**Your objective:** In the records below, convert the lines from the line containing "freq-x-tick-label: 30 — [208, 298, 216, 305]" up to and including the line containing "tab-strip: Device &" into a Markdown table with the columns Row and Entry. Number each line in Row, put the line itself in Entry, and omit blank lines.

**Entries provided:**
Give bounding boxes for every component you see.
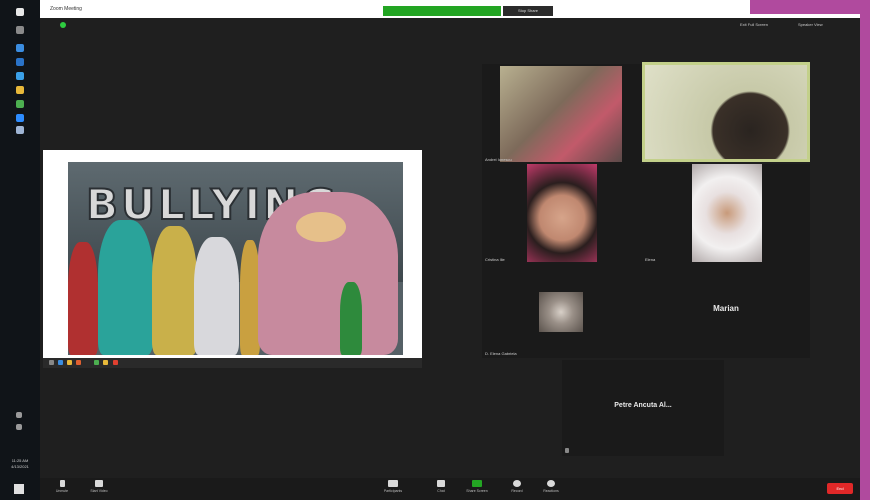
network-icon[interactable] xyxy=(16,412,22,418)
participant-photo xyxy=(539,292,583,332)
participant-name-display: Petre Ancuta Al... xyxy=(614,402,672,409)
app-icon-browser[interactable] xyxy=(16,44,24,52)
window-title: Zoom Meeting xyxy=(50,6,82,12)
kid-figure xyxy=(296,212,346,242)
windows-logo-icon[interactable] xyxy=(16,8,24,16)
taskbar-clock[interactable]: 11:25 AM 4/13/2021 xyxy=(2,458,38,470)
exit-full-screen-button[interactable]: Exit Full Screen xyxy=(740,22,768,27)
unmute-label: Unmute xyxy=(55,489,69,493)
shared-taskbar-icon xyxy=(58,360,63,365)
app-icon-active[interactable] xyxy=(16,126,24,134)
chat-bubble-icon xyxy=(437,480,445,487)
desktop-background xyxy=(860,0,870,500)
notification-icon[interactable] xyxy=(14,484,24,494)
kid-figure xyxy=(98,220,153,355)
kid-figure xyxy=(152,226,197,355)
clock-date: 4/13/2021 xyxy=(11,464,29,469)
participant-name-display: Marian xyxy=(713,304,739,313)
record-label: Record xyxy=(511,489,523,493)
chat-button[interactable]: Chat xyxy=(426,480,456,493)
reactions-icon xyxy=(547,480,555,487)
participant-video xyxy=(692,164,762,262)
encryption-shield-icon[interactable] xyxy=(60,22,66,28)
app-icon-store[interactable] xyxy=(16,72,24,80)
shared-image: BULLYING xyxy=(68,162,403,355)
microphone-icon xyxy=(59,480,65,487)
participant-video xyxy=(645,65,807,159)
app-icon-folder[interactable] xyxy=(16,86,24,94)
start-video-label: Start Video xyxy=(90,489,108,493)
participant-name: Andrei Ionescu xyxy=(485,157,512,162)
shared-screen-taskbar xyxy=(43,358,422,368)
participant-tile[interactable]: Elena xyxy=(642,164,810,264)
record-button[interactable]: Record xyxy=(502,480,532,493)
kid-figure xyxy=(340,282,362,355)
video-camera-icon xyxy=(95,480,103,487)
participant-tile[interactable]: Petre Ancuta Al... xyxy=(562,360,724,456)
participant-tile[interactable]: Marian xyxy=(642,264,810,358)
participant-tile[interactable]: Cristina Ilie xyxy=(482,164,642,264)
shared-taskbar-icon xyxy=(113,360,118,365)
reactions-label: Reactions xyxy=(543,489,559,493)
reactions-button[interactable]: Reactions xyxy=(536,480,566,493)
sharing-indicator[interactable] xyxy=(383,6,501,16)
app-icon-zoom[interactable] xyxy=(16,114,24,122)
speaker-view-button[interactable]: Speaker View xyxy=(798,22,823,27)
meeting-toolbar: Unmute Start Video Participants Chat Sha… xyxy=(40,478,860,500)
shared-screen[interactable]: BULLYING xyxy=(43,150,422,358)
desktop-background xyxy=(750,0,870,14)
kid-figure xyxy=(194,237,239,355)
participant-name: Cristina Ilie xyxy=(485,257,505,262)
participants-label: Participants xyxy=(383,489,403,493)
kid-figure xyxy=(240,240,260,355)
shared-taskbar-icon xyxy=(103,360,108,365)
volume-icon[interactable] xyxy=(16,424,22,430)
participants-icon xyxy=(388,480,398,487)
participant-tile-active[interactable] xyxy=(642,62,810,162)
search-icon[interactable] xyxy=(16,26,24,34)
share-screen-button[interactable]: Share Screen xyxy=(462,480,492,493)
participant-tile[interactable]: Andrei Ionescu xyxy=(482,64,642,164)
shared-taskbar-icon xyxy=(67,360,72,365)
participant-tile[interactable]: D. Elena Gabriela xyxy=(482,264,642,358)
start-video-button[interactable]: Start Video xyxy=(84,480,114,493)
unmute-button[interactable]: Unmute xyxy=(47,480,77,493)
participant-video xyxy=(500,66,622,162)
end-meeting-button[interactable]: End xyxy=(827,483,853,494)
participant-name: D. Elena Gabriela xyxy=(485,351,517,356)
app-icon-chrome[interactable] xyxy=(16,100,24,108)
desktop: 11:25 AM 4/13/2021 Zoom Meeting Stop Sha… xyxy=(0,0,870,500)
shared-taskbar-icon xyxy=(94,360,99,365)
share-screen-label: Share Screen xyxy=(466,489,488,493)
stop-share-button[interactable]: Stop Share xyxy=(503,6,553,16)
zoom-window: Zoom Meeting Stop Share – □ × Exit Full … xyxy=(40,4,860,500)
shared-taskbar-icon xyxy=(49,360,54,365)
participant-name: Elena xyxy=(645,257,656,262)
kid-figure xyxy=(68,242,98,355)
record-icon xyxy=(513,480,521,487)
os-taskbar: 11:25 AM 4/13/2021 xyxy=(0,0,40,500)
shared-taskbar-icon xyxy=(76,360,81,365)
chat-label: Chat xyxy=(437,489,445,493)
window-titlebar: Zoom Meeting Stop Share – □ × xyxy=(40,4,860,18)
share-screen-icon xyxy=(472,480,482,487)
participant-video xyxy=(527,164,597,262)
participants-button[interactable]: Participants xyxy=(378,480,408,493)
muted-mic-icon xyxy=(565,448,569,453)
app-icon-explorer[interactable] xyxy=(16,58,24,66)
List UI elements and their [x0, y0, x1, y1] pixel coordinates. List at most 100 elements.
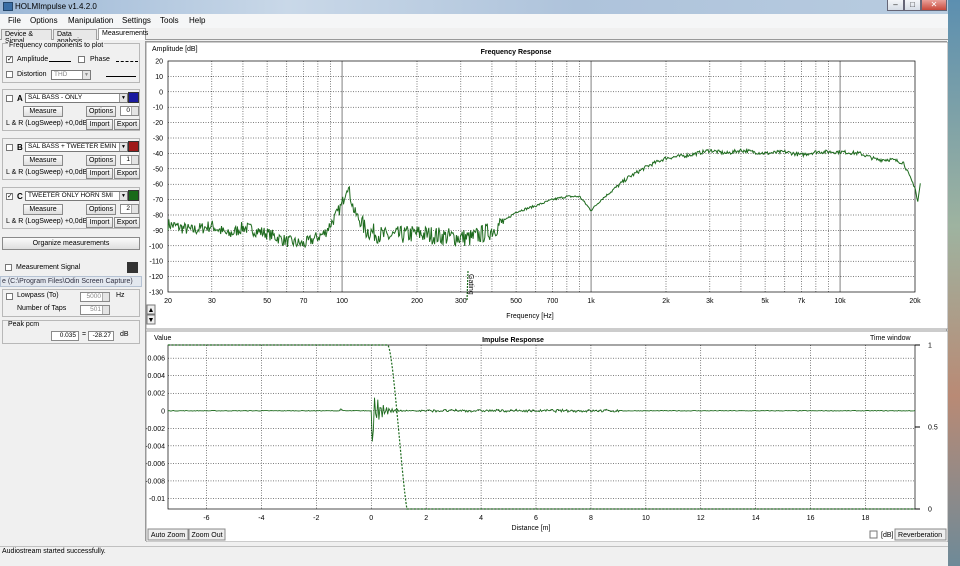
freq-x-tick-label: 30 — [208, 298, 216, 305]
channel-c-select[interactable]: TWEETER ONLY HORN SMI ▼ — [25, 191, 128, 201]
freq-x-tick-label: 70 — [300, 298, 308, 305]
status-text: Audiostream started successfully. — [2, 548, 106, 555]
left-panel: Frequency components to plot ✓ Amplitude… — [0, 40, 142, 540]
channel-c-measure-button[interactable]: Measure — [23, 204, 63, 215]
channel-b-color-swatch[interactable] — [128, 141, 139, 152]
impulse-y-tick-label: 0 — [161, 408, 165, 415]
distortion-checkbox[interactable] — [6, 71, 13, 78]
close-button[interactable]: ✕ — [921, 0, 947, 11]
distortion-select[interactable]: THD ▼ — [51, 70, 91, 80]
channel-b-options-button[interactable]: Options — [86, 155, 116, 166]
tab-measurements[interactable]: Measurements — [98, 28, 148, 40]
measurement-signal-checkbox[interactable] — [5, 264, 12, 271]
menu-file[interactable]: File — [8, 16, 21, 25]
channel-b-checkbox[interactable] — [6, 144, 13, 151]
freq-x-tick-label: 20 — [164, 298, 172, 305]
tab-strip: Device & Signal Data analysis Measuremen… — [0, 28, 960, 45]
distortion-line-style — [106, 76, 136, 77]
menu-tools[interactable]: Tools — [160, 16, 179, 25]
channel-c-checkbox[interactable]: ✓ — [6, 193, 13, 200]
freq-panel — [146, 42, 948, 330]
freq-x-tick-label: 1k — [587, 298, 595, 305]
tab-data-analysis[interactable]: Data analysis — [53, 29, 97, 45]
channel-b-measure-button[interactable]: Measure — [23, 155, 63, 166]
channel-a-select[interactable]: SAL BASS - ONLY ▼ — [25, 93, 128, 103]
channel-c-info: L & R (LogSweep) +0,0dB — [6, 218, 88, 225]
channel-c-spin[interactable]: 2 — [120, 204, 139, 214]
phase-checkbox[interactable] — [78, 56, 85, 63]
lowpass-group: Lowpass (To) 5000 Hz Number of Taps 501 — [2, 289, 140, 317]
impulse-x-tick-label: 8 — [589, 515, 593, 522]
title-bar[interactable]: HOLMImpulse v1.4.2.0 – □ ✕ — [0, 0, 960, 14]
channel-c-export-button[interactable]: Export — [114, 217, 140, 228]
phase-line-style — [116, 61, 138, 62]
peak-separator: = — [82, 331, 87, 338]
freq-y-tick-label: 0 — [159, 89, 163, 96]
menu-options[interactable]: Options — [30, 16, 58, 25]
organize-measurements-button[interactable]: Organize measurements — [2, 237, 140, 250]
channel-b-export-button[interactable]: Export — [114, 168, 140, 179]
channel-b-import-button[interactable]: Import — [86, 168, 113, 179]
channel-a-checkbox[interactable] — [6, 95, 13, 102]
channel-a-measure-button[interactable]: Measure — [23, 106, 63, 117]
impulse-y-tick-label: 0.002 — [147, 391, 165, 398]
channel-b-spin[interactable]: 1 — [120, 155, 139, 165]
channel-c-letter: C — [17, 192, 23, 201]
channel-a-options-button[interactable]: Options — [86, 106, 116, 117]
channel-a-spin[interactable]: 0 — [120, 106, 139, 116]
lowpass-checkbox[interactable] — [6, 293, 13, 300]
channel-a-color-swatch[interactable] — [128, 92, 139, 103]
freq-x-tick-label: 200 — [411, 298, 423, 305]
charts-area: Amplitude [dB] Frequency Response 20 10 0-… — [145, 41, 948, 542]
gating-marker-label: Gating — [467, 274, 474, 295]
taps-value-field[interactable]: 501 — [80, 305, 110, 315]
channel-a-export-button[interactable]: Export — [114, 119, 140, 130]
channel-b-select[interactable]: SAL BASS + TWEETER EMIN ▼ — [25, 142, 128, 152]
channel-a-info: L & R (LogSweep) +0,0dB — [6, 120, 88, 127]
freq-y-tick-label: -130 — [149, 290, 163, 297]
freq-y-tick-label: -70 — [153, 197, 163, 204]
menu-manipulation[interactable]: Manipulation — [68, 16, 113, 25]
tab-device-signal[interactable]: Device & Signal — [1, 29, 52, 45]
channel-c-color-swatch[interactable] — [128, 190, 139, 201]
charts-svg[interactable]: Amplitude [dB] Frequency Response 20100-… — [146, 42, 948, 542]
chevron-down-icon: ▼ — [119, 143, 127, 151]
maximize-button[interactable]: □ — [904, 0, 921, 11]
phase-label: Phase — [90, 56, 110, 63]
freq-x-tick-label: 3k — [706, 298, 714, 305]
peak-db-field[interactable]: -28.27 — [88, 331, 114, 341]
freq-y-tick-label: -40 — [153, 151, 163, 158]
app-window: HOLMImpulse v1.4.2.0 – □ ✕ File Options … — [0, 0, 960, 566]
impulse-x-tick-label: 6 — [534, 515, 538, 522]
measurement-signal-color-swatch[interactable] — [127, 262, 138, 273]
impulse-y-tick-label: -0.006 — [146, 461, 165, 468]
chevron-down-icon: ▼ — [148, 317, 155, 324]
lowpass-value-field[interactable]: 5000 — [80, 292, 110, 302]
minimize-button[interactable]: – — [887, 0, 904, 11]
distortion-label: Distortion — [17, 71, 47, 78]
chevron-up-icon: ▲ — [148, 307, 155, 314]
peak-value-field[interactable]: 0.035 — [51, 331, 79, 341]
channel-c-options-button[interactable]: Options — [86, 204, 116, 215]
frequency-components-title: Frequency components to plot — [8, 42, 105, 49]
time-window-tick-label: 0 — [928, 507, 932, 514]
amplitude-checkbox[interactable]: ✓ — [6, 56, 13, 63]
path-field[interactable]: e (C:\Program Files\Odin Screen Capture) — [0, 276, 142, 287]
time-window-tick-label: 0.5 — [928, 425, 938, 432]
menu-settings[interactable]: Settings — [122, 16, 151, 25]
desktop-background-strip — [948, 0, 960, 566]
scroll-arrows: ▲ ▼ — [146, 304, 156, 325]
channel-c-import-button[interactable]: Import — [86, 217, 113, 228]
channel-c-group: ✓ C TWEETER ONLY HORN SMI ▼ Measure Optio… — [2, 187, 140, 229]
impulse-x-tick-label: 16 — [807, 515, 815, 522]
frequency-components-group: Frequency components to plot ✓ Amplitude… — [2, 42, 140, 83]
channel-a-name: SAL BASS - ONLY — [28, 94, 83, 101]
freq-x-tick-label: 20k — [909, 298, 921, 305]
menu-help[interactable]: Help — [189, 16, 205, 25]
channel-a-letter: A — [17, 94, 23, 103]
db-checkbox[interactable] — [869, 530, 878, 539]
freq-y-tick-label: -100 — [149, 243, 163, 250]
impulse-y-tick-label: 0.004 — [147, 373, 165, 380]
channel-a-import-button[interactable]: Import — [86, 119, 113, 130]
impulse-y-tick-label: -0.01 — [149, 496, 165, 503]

**Solved problem:**
| Row | Entry |
|---|---|
| 1 | freq-x-tick-label: 30 — [208, 298, 216, 305] |
| 2 | channel-c-select[interactable]: TWEETER ONLY HORN SMI ▼ — [25, 191, 128, 201] |
| 3 | freq-x-tick-label: 70 — [300, 298, 308, 305] |
| 4 | status-text: Audiostream started successfully. — [2, 548, 106, 555] |
| 5 | left-panel: Frequency components to plot ✓ Amplitude… — [0, 40, 142, 540] |
| 6 | channel-c-measure-button[interactable]: Measure — [23, 204, 63, 215] |
| 7 | channel-b-color-swatch[interactable] — [128, 141, 139, 152] |
| 8 | impulse-y-tick-label: 0 — [161, 408, 165, 415] |
| 9 | distortion-checkbox[interactable] — [6, 71, 13, 78] |
| 10 | close-button[interactable]: ✕ — [921, 0, 947, 11] |
| 11 | distortion-select[interactable]: THD ▼ — [51, 70, 91, 80] |
| 12 | channel-b-options-button[interactable]: Options — [86, 155, 116, 166] |
| 13 | tab-measurements[interactable]: Measurements — [98, 28, 148, 40] |
| 14 | measurement-signal-checkbox[interactable] — [5, 264, 12, 271] |
| 15 | menu-file[interactable]: File — [8, 16, 21, 25] |
| 16 | channel-b-checkbox[interactable] — [6, 144, 13, 151] |
| 17 | freq-x-tick-label: 20 — [164, 298, 172, 305] |
| 18 | tab-strip: Device & Signal Data analysis Measuremen… — [0, 28, 960, 45] |